LISTING

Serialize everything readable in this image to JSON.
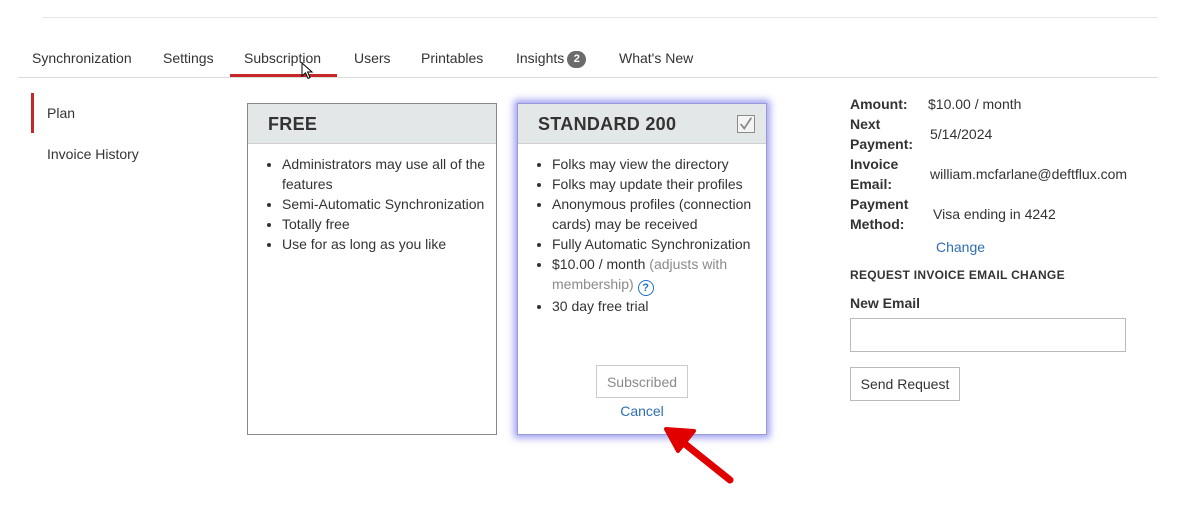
{
  "tabs": [
    {
      "label": "Synchronization"
    },
    {
      "label": "Settings"
    },
    {
      "label": "Subscription",
      "active": true
    },
    {
      "label": "Users"
    },
    {
      "label": "Printables"
    },
    {
      "label": "Insights",
      "badge": "2"
    },
    {
      "label": "What's New"
    }
  ],
  "sidebar": {
    "items": [
      {
        "label": "Plan",
        "active": true
      },
      {
        "label": "Invoice History"
      }
    ]
  },
  "plans": {
    "free": {
      "title": "FREE",
      "features": [
        "Administrators may use all of the features",
        "Semi-Automatic Synchronization",
        "Totally free",
        "Use for as long as you like"
      ]
    },
    "standard": {
      "title": "STANDARD 200",
      "selected": true,
      "features": [
        "Folks may view the directory",
        "Folks may update their profiles",
        "Anonymous profiles (connection cards) may be received",
        "Fully Automatic Synchronization"
      ],
      "price": "$10.00 / month",
      "price_note": "(adjusts with membership)",
      "trial": "30 day free trial",
      "subscribed_label": "Subscribed",
      "cancel_label": "Cancel"
    }
  },
  "billing": {
    "amount_label": "Amount:",
    "amount_value": "$10.00 / month",
    "next_label_1": "Next",
    "next_label_2": "Payment:",
    "next_value": "5/14/2024",
    "invoice_label_1": "Invoice",
    "invoice_label_2": "Email:",
    "invoice_value": "william.mcfarlane@deftflux.com",
    "method_label_1": "Payment",
    "method_label_2": "Method:",
    "method_value": "Visa ending in 4242",
    "change_label": "Change"
  },
  "request": {
    "title": "REQUEST INVOICE EMAIL CHANGE",
    "email_label": "New Email",
    "email_value": "",
    "send_label": "Send Request"
  },
  "colors": {
    "accent": "#c62828",
    "link": "#2f6fb0",
    "highlight_glow": "#5050e6",
    "annotation_arrow": "#e00000"
  }
}
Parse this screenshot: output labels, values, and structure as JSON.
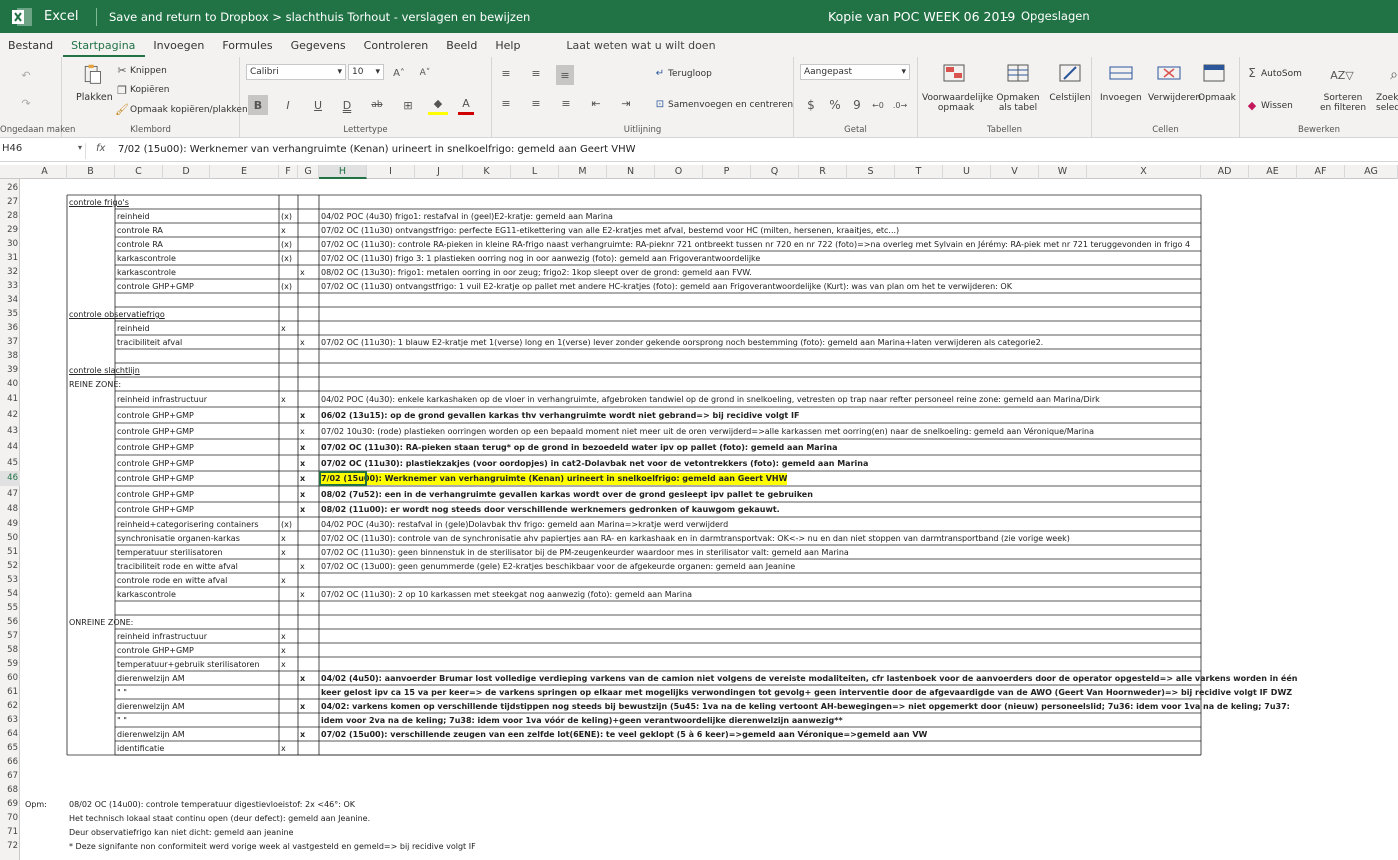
{
  "titlebar": {
    "app": "Excel",
    "breadcrumb": "Save and return to Dropbox  >  slachthuis Torhout - verslagen en bewijzen",
    "doc_title": "Kopie van POC WEEK 06 2019",
    "dash": "-",
    "status": "Opgeslagen"
  },
  "tabs": [
    "Bestand",
    "Startpagina",
    "Invoegen",
    "Formules",
    "Gegevens",
    "Controleren",
    "Beeld",
    "Help"
  ],
  "tell_me": "Laat weten wat u wilt doen",
  "ribbon": {
    "undo_group": "Ongedaan maken",
    "clipboard": {
      "paste": "Plakken",
      "cut": "Knippen",
      "copy": "Kopiëren",
      "format_painter": "Opmaak kopiëren/plakken",
      "label": "Klembord"
    },
    "font": {
      "name": "Calibri",
      "size": "10",
      "bold": "B",
      "italic": "I",
      "underline": "U",
      "double_underline": "D",
      "strike": "ab",
      "label": "Lettertype"
    },
    "alignment": {
      "wrap": "Terugloop",
      "merge": "Samenvoegen en centreren",
      "label": "Uitlijning"
    },
    "number": {
      "format": "Aangepast",
      "currency": "$",
      "percent": "%",
      "comma": "9",
      "label": "Getal"
    },
    "tables": {
      "conditional": "Voorwaardelijke opmaak",
      "format_table": "Opmaken als tabel",
      "cell_styles": "Celstijlen",
      "label": "Tabellen"
    },
    "cells": {
      "insert": "Invoegen",
      "delete": "Verwijderen",
      "format": "Opmaak",
      "label": "Cellen"
    },
    "editing": {
      "autosum": "AutoSom",
      "clear": "Wissen",
      "sort": "Sorteren en filteren",
      "find": "Zoeken en selecteren",
      "label": "Bewerken"
    }
  },
  "formula_bar": {
    "name_box": "H46",
    "fx": "fx",
    "value": "7/02 (15u00): Werknemer van verhangruimte (Kenan) urineert in snelkoelfrigo: gemeld aan Geert VHW"
  },
  "columns": [
    "A",
    "B",
    "C",
    "D",
    "E",
    "F",
    "G",
    "H",
    "I",
    "J",
    "K",
    "L",
    "M",
    "N",
    "O",
    "P",
    "Q",
    "R",
    "S",
    "T",
    "U",
    "V",
    "W",
    "X",
    "AD",
    "AE",
    "AF",
    "AG"
  ],
  "selected_column": "H",
  "selected_row": "46",
  "row_numbers": [
    "26",
    "27",
    "28",
    "29",
    "30",
    "31",
    "32",
    "33",
    "34",
    "35",
    "36",
    "37",
    "38",
    "39",
    "40",
    "41",
    "42",
    "43",
    "44",
    "45",
    "46",
    "47",
    "48",
    "49",
    "50",
    "51",
    "52",
    "53",
    "54",
    "55",
    "56",
    "57",
    "58",
    "59",
    "60",
    "61",
    "62",
    "63",
    "64",
    "65",
    "66",
    "67",
    "68",
    "69",
    "70",
    "71",
    "72"
  ],
  "cells": [
    {
      "row": "27",
      "col": "B",
      "text": "controle frigo's",
      "style": "u"
    },
    {
      "row": "28",
      "col": "C",
      "text": "reinheid"
    },
    {
      "row": "28",
      "col": "F",
      "text": "(x)"
    },
    {
      "row": "28",
      "col": "H",
      "text": "04/02 POC (4u30) frigo1: restafval in (geel)E2-kratje: gemeld aan Marina"
    },
    {
      "row": "29",
      "col": "C",
      "text": "controle RA"
    },
    {
      "row": "29",
      "col": "F",
      "text": "x"
    },
    {
      "row": "29",
      "col": "H",
      "text": "07/02 OC (11u30) ontvangstfrigo: perfecte EG11-etikettering van alle E2-kratjes met afval, bestemd voor HC (milten, hersenen, kraaitjes, etc...)"
    },
    {
      "row": "30",
      "col": "C",
      "text": "controle RA"
    },
    {
      "row": "30",
      "col": "F",
      "text": "(x)"
    },
    {
      "row": "30",
      "col": "H",
      "text": "07/02 OC (11u30): controle RA-pieken in kleine RA-frigo naast verhangruimte: RA-pieknr 721 ontbreekt tussen nr 720 en nr 722 (foto)=>na overleg met Sylvain en Jérémy: RA-piek met nr 721 teruggevonden in frigo 4"
    },
    {
      "row": "31",
      "col": "C",
      "text": "karkascontrole"
    },
    {
      "row": "31",
      "col": "F",
      "text": "(x)"
    },
    {
      "row": "31",
      "col": "H",
      "text": "07/02 OC (11u30) frigo 3: 1 plastieken oorring nog in oor aanwezig (foto): gemeld aan Frigoverantwoordelijke"
    },
    {
      "row": "32",
      "col": "C",
      "text": "karkascontrole"
    },
    {
      "row": "32",
      "col": "G",
      "text": "x"
    },
    {
      "row": "32",
      "col": "H",
      "text": "08/02 OC (13u30): frigo1: metalen oorring in oor zeug; frigo2: 1kop sleept over de grond: gemeld aan FVW."
    },
    {
      "row": "33",
      "col": "C",
      "text": "controle GHP+GMP"
    },
    {
      "row": "33",
      "col": "F",
      "text": "(x)"
    },
    {
      "row": "33",
      "col": "H",
      "text": "07/02 OC (11u30) ontvangstfrigo: 1 vuil E2-kratje op pallet met andere HC-kratjes (foto): gemeld aan Frigoverantwoordelijke (Kurt): was van plan om het te verwijderen: OK"
    },
    {
      "row": "35",
      "col": "B",
      "text": "controle observatiefrigo",
      "style": "u"
    },
    {
      "row": "36",
      "col": "C",
      "text": "reinheid"
    },
    {
      "row": "36",
      "col": "F",
      "text": "x"
    },
    {
      "row": "37",
      "col": "C",
      "text": "tracibiliteit afval"
    },
    {
      "row": "37",
      "col": "G",
      "text": "x"
    },
    {
      "row": "37",
      "col": "H",
      "text": "07/02 OC (11u30): 1 blauw E2-kratje met 1(verse) long en 1(verse) lever zonder gekende oorsprong noch bestemming (foto): gemeld aan Marina+laten verwijderen als categorie2."
    },
    {
      "row": "39",
      "col": "B",
      "text": "controle slachtlijn",
      "style": "u"
    },
    {
      "row": "40",
      "col": "B",
      "text": "  REINE ZONE:"
    },
    {
      "row": "41",
      "col": "C",
      "text": "reinheid infrastructuur"
    },
    {
      "row": "41",
      "col": "F",
      "text": "x"
    },
    {
      "row": "41",
      "col": "H",
      "text": "04/02 POC (4u30): enkele karkashaken op de vloer in verhangruimte, afgebroken tandwiel op de grond in snelkoeling, vetresten op trap naar refter personeel reine zone: gemeld aan Marina/Dirk"
    },
    {
      "row": "42",
      "col": "C",
      "text": "controle GHP+GMP"
    },
    {
      "row": "42",
      "col": "G",
      "text": "x",
      "style": "b"
    },
    {
      "row": "42",
      "col": "H",
      "text": "06/02 (13u15): op de grond gevallen karkas thv verhangruimte wordt niet gebrand=> bij recidive volgt IF",
      "style": "b"
    },
    {
      "row": "43",
      "col": "C",
      "text": "controle GHP+GMP"
    },
    {
      "row": "43",
      "col": "G",
      "text": "x"
    },
    {
      "row": "43",
      "col": "H",
      "text": "07/02 10u30: (rode) plastieken oorringen worden op een bepaald moment niet meer uit de oren verwijderd=>alle karkassen met oorring(en) naar de snelkoeling: gemeld aan Véronique/Marina"
    },
    {
      "row": "44",
      "col": "C",
      "text": "controle GHP+GMP"
    },
    {
      "row": "44",
      "col": "G",
      "text": "x",
      "style": "b"
    },
    {
      "row": "44",
      "col": "H",
      "text": "07/02 OC (11u30): RA-pieken staan terug* op de grond in bezoedeld water ipv op pallet (foto): gemeld aan Marina",
      "style": "b"
    },
    {
      "row": "45",
      "col": "C",
      "text": "controle GHP+GMP"
    },
    {
      "row": "45",
      "col": "G",
      "text": "x",
      "style": "b"
    },
    {
      "row": "45",
      "col": "H",
      "text": "07/02 OC (11u30): plastiekzakjes (voor oordopjes) in cat2-Dolavbak net voor de vetontrekkers (foto): gemeld aan Marina",
      "style": "b"
    },
    {
      "row": "46",
      "col": "C",
      "text": "controle GHP+GMP"
    },
    {
      "row": "46",
      "col": "G",
      "text": "x",
      "style": "b"
    },
    {
      "row": "46",
      "col": "H",
      "text": "7/02 (15u00): Werknemer van verhangruimte (Kenan) urineert in snelkoelfrigo: gemeld aan Geert VHW",
      "style": "b hl"
    },
    {
      "row": "47",
      "col": "C",
      "text": "controle GHP+GMP"
    },
    {
      "row": "47",
      "col": "G",
      "text": "x",
      "style": "b"
    },
    {
      "row": "47",
      "col": "H",
      "text": "08/02 (7u52): een in de verhangruimte gevallen karkas wordt over de grond gesleept ipv pallet te gebruiken",
      "style": "b"
    },
    {
      "row": "48",
      "col": "C",
      "text": "controle GHP+GMP"
    },
    {
      "row": "48",
      "col": "G",
      "text": "x",
      "style": "b"
    },
    {
      "row": "48",
      "col": "H",
      "text": "08/02 (11u00): er wordt nog steeds door verschillende werknemers gedronken of kauwgom gekauwt.",
      "style": "b"
    },
    {
      "row": "49",
      "col": "C",
      "text": "reinheid+categorisering containers"
    },
    {
      "row": "49",
      "col": "F",
      "text": "(x)"
    },
    {
      "row": "49",
      "col": "H",
      "text": "04/02 POC (4u30): restafval in (gele)Dolavbak thv frigo: gemeld aan Marina=>kratje werd verwijderd"
    },
    {
      "row": "50",
      "col": "C",
      "text": "synchronisatie organen-karkas"
    },
    {
      "row": "50",
      "col": "F",
      "text": "x"
    },
    {
      "row": "50",
      "col": "H",
      "text": "07/02 OC (11u30):  controle van de synchronisatie ahv papiertjes aan RA- en karkashaak en in darmtransportvak: OK<-> nu en dan niet stoppen van darmtransportband (zie vorige week)"
    },
    {
      "row": "51",
      "col": "C",
      "text": "temperatuur sterilisatoren"
    },
    {
      "row": "51",
      "col": "F",
      "text": "x"
    },
    {
      "row": "51",
      "col": "H",
      "text": "07/02 OC (11u30): geen binnenstuk in de sterilisator bij de PM-zeugenkeurder waardoor mes in sterilisator valt: gemeld aan Marina"
    },
    {
      "row": "52",
      "col": "C",
      "text": "tracibiliteit rode en witte afval"
    },
    {
      "row": "52",
      "col": "G",
      "text": "x"
    },
    {
      "row": "52",
      "col": "H",
      "text": "07/02 OC (13u00): geen genummerde (gele) E2-kratjes beschikbaar voor de afgekeurde organen: gemeld aan Jeanine"
    },
    {
      "row": "53",
      "col": "C",
      "text": "controle rode en witte afval"
    },
    {
      "row": "53",
      "col": "F",
      "text": "x"
    },
    {
      "row": "54",
      "col": "C",
      "text": "karkascontrole"
    },
    {
      "row": "54",
      "col": "G",
      "text": "x"
    },
    {
      "row": "54",
      "col": "H",
      "text": "07/02 OC (11u30): 2 op 10 karkassen met steekgat nog aanwezig (foto): gemeld aan Marina"
    },
    {
      "row": "56",
      "col": "B",
      "text": "  ONREINE ZONE:"
    },
    {
      "row": "57",
      "col": "C",
      "text": "reinheid infrastructuur"
    },
    {
      "row": "57",
      "col": "F",
      "text": "x"
    },
    {
      "row": "58",
      "col": "C",
      "text": "controle GHP+GMP"
    },
    {
      "row": "58",
      "col": "F",
      "text": "x"
    },
    {
      "row": "59",
      "col": "C",
      "text": "temperatuur+gebruik sterilisatoren"
    },
    {
      "row": "59",
      "col": "F",
      "text": "x"
    },
    {
      "row": "60",
      "col": "C",
      "text": "dierenwelzijn AM"
    },
    {
      "row": "60",
      "col": "G",
      "text": "x",
      "style": "b"
    },
    {
      "row": "60",
      "col": "H",
      "text": "04/02 (4u50): aanvoerder Brumar lost volledige verdieping varkens van de camion niet volgens de vereiste modaliteiten, cfr lastenboek voor de aanvoerders door de operator opgesteld=> alle varkens worden in één",
      "style": "b"
    },
    {
      "row": "61",
      "col": "C",
      "text": "     \"          \""
    },
    {
      "row": "61",
      "col": "H",
      "text": "keer gelost ipv ca 15 va per keer=> de varkens springen op elkaar met mogelijks verwondingen tot gevolg+ geen interventie door de afgevaardigde van de AWO (Geert Van Hoornweder)=> bij recidive volgt IF DWZ",
      "style": "b"
    },
    {
      "row": "62",
      "col": "C",
      "text": "dierenwelzijn AM"
    },
    {
      "row": "62",
      "col": "G",
      "text": "x",
      "style": "b"
    },
    {
      "row": "62",
      "col": "H",
      "text": "04/02: varkens komen op verschillende tijdstippen nog steeds bij bewustzijn (5u45: 1va na de keling vertoont AH-bewegingen=> niet opgemerkt door (nieuw) personeelslid; 7u36: idem voor 1va na de keling; 7u37:",
      "style": "b"
    },
    {
      "row": "63",
      "col": "C",
      "text": "     \"          \""
    },
    {
      "row": "63",
      "col": "H",
      "text": " idem voor 2va na de keling; 7u38: idem voor 1va vóór de keling)+geen verantwoordelijke dierenwelzijn aanwezig**",
      "style": "b"
    },
    {
      "row": "64",
      "col": "C",
      "text": "dierenwelzijn AM"
    },
    {
      "row": "64",
      "col": "G",
      "text": "x",
      "style": "b"
    },
    {
      "row": "64",
      "col": "H",
      "text": "07/02 (15u00): verschillende zeugen van een zelfde lot(6ENE): te veel geklopt (5 à 6 keer)=>gemeld aan Véronique=>gemeld aan VW",
      "style": "b"
    },
    {
      "row": "65",
      "col": "C",
      "text": "identificatie"
    },
    {
      "row": "65",
      "col": "F",
      "text": "x"
    },
    {
      "row": "69",
      "col": "A",
      "text": "Opm:"
    },
    {
      "row": "69",
      "col": "B",
      "text": "08/02 OC (14u00): controle temperatuur digestievloeistof: 2x <46°: OK"
    },
    {
      "row": "70",
      "col": "B",
      "text": "Het technisch lokaal staat continu open (deur defect): gemeld aan Jeanine."
    },
    {
      "row": "71",
      "col": "B",
      "text": "Deur observatiefrigo kan niet dicht: gemeld aan jeanine"
    },
    {
      "row": "72",
      "col": "B",
      "text": "* Deze signifante non conformiteit werd vorige week al vastgesteld en gemeld=> bij recidive volgt IF"
    }
  ],
  "colors": {
    "excel_green": "#217346",
    "highlight": "#ffff00",
    "ribbon_bg": "#f3f2f1"
  }
}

TASK STATEMENT
Lines holding the word "Payment" in the entries above are the ones to pull out. Copy them all.

CORRECT RESULT
    "next_label_2": "Payment:",
    "method_label_1": "Payment",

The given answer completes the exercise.